### What this task involves
In the following material, identify every line holding the string "name" and return it.

— BEGIN Excerpted records —

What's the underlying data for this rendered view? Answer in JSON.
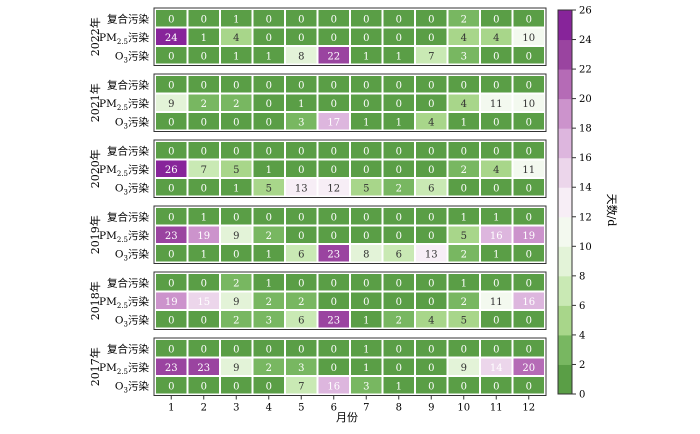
{
  "chart_data": {
    "type": "heatmap",
    "xlabel": "月份",
    "months": [
      "1",
      "2",
      "3",
      "4",
      "5",
      "6",
      "7",
      "8",
      "9",
      "10",
      "11",
      "12"
    ],
    "colorbar": {
      "label": "天数/d",
      "min": 0,
      "max": 26,
      "ticks": [
        "0",
        "2",
        "4",
        "6",
        "8",
        "10",
        "12",
        "14",
        "16",
        "18",
        "20",
        "22",
        "24",
        "26"
      ],
      "colors": [
        "#5a9e46",
        "#78b761",
        "#a8d68a",
        "#c9e9b4",
        "#e3f3d8",
        "#f3f9ef",
        "#f7eef6",
        "#ecd6eb",
        "#ddb6de",
        "#cc93cc",
        "#b56bb6",
        "#9a44a0",
        "#87249a"
      ]
    },
    "row_labels": {
      "compound": {
        "pre": "复合污染",
        "sub": "",
        "post": ""
      },
      "pm25": {
        "pre": "PM",
        "sub": "2.5",
        "post": "污染"
      },
      "o3": {
        "pre": "O",
        "sub": "3",
        "post": "污染"
      }
    },
    "years": [
      {
        "year": "2022年",
        "compound": [
          0,
          0,
          1,
          0,
          0,
          0,
          0,
          0,
          0,
          2,
          0,
          0
        ],
        "pm25": [
          24,
          1,
          4,
          0,
          0,
          0,
          0,
          0,
          0,
          4,
          4,
          10
        ],
        "o3": [
          0,
          0,
          1,
          1,
          8,
          22,
          1,
          1,
          7,
          3,
          0,
          0
        ]
      },
      {
        "year": "2021年",
        "compound": [
          0,
          0,
          0,
          0,
          0,
          0,
          0,
          0,
          0,
          0,
          0,
          0
        ],
        "pm25": [
          9,
          2,
          2,
          0,
          1,
          0,
          0,
          0,
          0,
          4,
          11,
          10
        ],
        "o3": [
          0,
          0,
          0,
          0,
          3,
          17,
          1,
          1,
          4,
          1,
          0,
          0
        ]
      },
      {
        "year": "2020年",
        "compound": [
          0,
          0,
          0,
          0,
          0,
          0,
          0,
          0,
          0,
          0,
          0,
          0
        ],
        "pm25": [
          26,
          7,
          5,
          1,
          0,
          0,
          0,
          0,
          0,
          2,
          4,
          11
        ],
        "o3": [
          0,
          0,
          1,
          5,
          13,
          12,
          5,
          2,
          6,
          0,
          0,
          0
        ]
      },
      {
        "year": "2019年",
        "compound": [
          0,
          1,
          0,
          0,
          0,
          0,
          0,
          0,
          0,
          1,
          1,
          0
        ],
        "pm25": [
          23,
          19,
          9,
          2,
          0,
          0,
          0,
          0,
          0,
          5,
          16,
          19
        ],
        "o3": [
          0,
          1,
          0,
          1,
          6,
          23,
          8,
          6,
          13,
          2,
          1,
          0
        ]
      },
      {
        "year": "2018年",
        "compound": [
          0,
          0,
          2,
          1,
          0,
          0,
          0,
          0,
          0,
          1,
          0,
          0
        ],
        "pm25": [
          19,
          15,
          9,
          2,
          2,
          0,
          0,
          0,
          0,
          2,
          11,
          16
        ],
        "o3": [
          0,
          0,
          2,
          3,
          6,
          23,
          1,
          2,
          4,
          5,
          0,
          0
        ]
      },
      {
        "year": "2017年",
        "compound": [
          0,
          0,
          0,
          0,
          0,
          0,
          1,
          0,
          0,
          0,
          0,
          0
        ],
        "pm25": [
          23,
          23,
          9,
          2,
          3,
          0,
          1,
          0,
          0,
          9,
          14,
          20
        ],
        "o3": [
          0,
          0,
          0,
          0,
          7,
          16,
          3,
          1,
          0,
          0,
          0,
          0
        ]
      }
    ]
  }
}
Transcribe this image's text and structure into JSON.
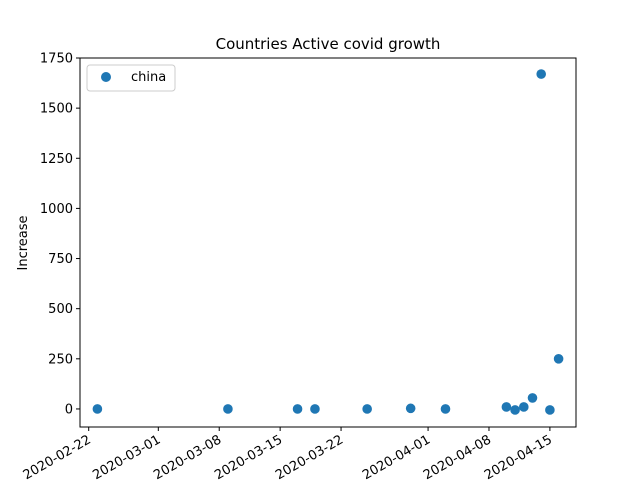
{
  "chart_data": {
    "type": "scatter",
    "title": "Countries Active covid growth",
    "xlabel": "",
    "ylabel": "Increase",
    "x_tick_labels": [
      "2020-02-22",
      "2020-03-01",
      "2020-03-08",
      "2020-03-15",
      "2020-03-22",
      "2020-04-01",
      "2020-04-08",
      "2020-04-15"
    ],
    "y_tick_labels": [
      "0",
      "250",
      "500",
      "750",
      "1000",
      "1250",
      "1500",
      "1750"
    ],
    "ylim": [
      -90,
      1750
    ],
    "xlim": [
      "2020-02-21",
      "2020-04-18"
    ],
    "grid": false,
    "legend_position": "top-left",
    "colors": {
      "series": "#1f77b4"
    },
    "series": [
      {
        "name": "china",
        "points": [
          {
            "x": "2020-02-23",
            "y": 0
          },
          {
            "x": "2020-03-09",
            "y": 0
          },
          {
            "x": "2020-03-17",
            "y": 0
          },
          {
            "x": "2020-03-19",
            "y": 0
          },
          {
            "x": "2020-03-25",
            "y": 0
          },
          {
            "x": "2020-03-30",
            "y": 3
          },
          {
            "x": "2020-04-03",
            "y": 0
          },
          {
            "x": "2020-04-10",
            "y": 10
          },
          {
            "x": "2020-04-11",
            "y": -5
          },
          {
            "x": "2020-04-12",
            "y": 10
          },
          {
            "x": "2020-04-13",
            "y": 55
          },
          {
            "x": "2020-04-14",
            "y": 1670
          },
          {
            "x": "2020-04-15",
            "y": -5
          },
          {
            "x": "2020-04-16",
            "y": 250
          }
        ]
      }
    ]
  }
}
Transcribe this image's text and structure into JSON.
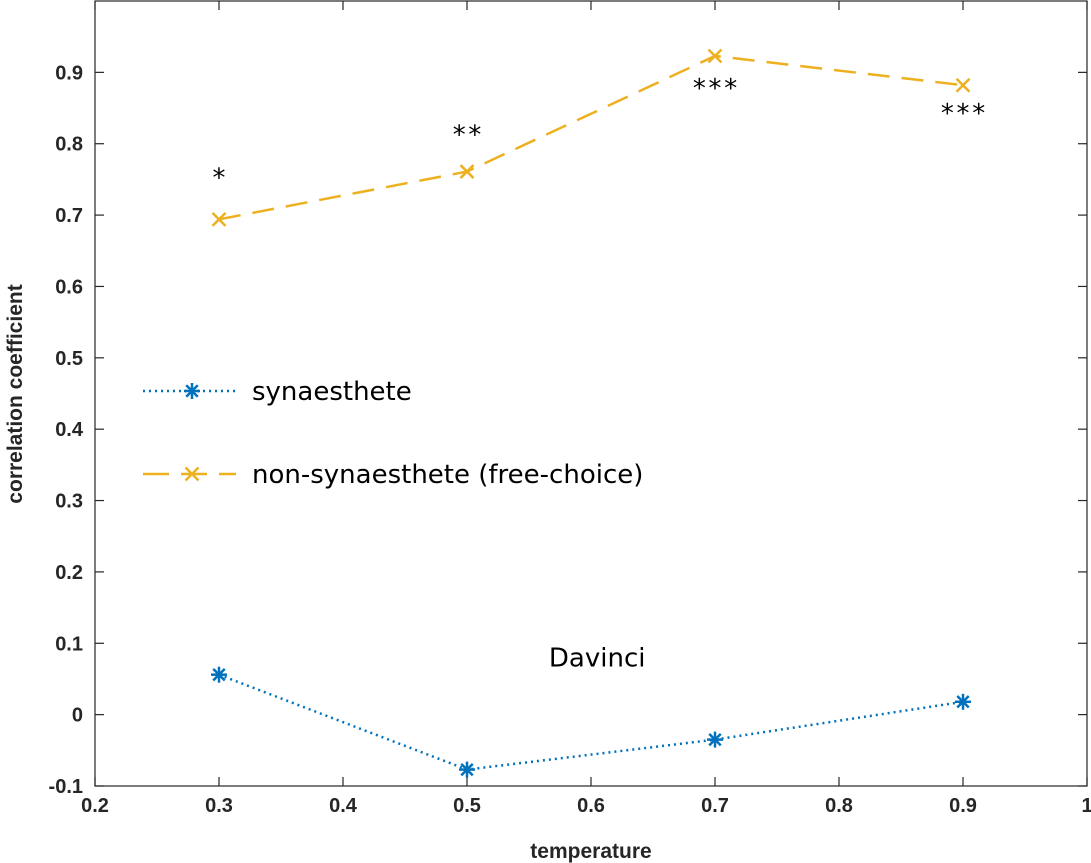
{
  "chart_data": {
    "type": "line",
    "title": "",
    "xlabel": "temperature",
    "ylabel": "correlation coefficient",
    "xlim": [
      0.2,
      1
    ],
    "ylim": [
      -0.1,
      1.0
    ],
    "x_ticks": [
      "0.2",
      "0.3",
      "0.4",
      "0.5",
      "0.6",
      "0.7",
      "0.8",
      "0.9",
      "1"
    ],
    "y_ticks": [
      "-0.1",
      "0",
      "0.1",
      "0.2",
      "0.3",
      "0.4",
      "0.5",
      "0.6",
      "0.7",
      "0.8",
      "0.9"
    ],
    "grid": false,
    "legend_position": "left-middle",
    "x": [
      0.3,
      0.5,
      0.7,
      0.9
    ],
    "series": [
      {
        "name": "synaesthete",
        "values": [
          0.056,
          -0.077,
          -0.035,
          0.018
        ],
        "color": "#0072BD",
        "line_style": "dotted",
        "marker": "asterisk"
      },
      {
        "name": "non-synaesthete (free-choice)",
        "values": [
          0.694,
          0.761,
          0.923,
          0.882
        ],
        "color": "#EDB120",
        "line_style": "dashed",
        "marker": "x"
      }
    ],
    "significance_labels": [
      {
        "x": 0.3,
        "y": 0.76,
        "text": "*"
      },
      {
        "x": 0.5,
        "y": 0.82,
        "text": "**"
      },
      {
        "x": 0.7,
        "y": 0.885,
        "text": "***"
      },
      {
        "x": 0.9,
        "y": 0.85,
        "text": "***"
      }
    ],
    "annotations": [
      {
        "x": 0.605,
        "y": 0.08,
        "text": "Davinci"
      }
    ]
  }
}
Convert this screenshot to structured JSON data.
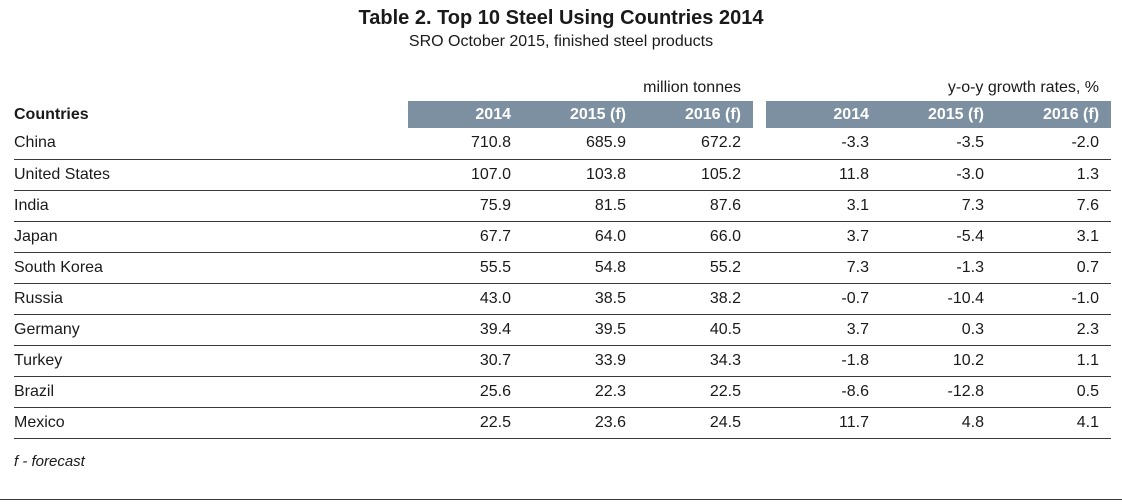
{
  "title": "Table 2. Top 10 Steel Using Countries 2014",
  "subtitle": "SRO October 2015, finished steel products",
  "footnote": "f - forecast",
  "colors": {
    "header_bg": "#7c90a2",
    "header_text": "#ffffff",
    "row_line": "#3a3a3a"
  },
  "table": {
    "countries_header": "Countries",
    "group1_label": "million tonnes",
    "group2_label": "y-o-y growth rates, %",
    "year_headers": [
      "2014",
      "2015 (f)",
      "2016 (f)"
    ]
  },
  "chart_data": {
    "type": "table",
    "title": "Table 2. Top 10 Steel Using Countries 2014",
    "subtitle": "SRO October 2015, finished steel products",
    "column_groups": [
      "million tonnes",
      "y-o-y growth rates, %"
    ],
    "columns": [
      "Countries",
      "2014",
      "2015 (f)",
      "2016 (f)",
      "2014",
      "2015 (f)",
      "2016 (f)"
    ],
    "rows": [
      [
        "China",
        "710.8",
        "685.9",
        "672.2",
        "-3.3",
        "-3.5",
        "-2.0"
      ],
      [
        "United States",
        "107.0",
        "103.8",
        "105.2",
        "11.8",
        "-3.0",
        "1.3"
      ],
      [
        "India",
        "75.9",
        "81.5",
        "87.6",
        "3.1",
        "7.3",
        "7.6"
      ],
      [
        "Japan",
        "67.7",
        "64.0",
        "66.0",
        "3.7",
        "-5.4",
        "3.1"
      ],
      [
        "South Korea",
        "55.5",
        "54.8",
        "55.2",
        "7.3",
        "-1.3",
        "0.7"
      ],
      [
        "Russia",
        "43.0",
        "38.5",
        "38.2",
        "-0.7",
        "-10.4",
        "-1.0"
      ],
      [
        "Germany",
        "39.4",
        "39.5",
        "40.5",
        "3.7",
        "0.3",
        "2.3"
      ],
      [
        "Turkey",
        "30.7",
        "33.9",
        "34.3",
        "-1.8",
        "10.2",
        "1.1"
      ],
      [
        "Brazil",
        "25.6",
        "22.3",
        "22.5",
        "-8.6",
        "-12.8",
        "0.5"
      ],
      [
        "Mexico",
        "22.5",
        "23.6",
        "24.5",
        "11.7",
        "4.8",
        "4.1"
      ]
    ],
    "footnote": "f - forecast"
  }
}
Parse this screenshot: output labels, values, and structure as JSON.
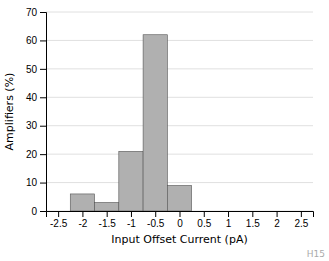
{
  "chart_data": {
    "type": "histogram",
    "bins": [
      -2.25,
      -1.75,
      -1.25,
      -0.75,
      -0.25,
      0.25,
      0.75
    ],
    "values": [
      6,
      3,
      21,
      62,
      9,
      0
    ],
    "color": "#b0b0b0",
    "xlim": [
      -2.75,
      2.75
    ],
    "xticks": [
      -2.5,
      -2,
      -1.5,
      -1,
      -0.5,
      0,
      0.5,
      1,
      1.5,
      2,
      2.5
    ],
    "ylim": [
      0,
      70
    ],
    "yticks": [
      0,
      10,
      20,
      30,
      40,
      50,
      60,
      70
    ],
    "xlabel": "Input Offset Current (pA)",
    "ylabel": "Amplifiers (%)",
    "annotations": [
      "H15"
    ],
    "grid": true
  }
}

— END Excerpted records —

### Solution
        "name": "china",
        "name": "synaesthete",
        "name": "non-synaesthete (free-choice)",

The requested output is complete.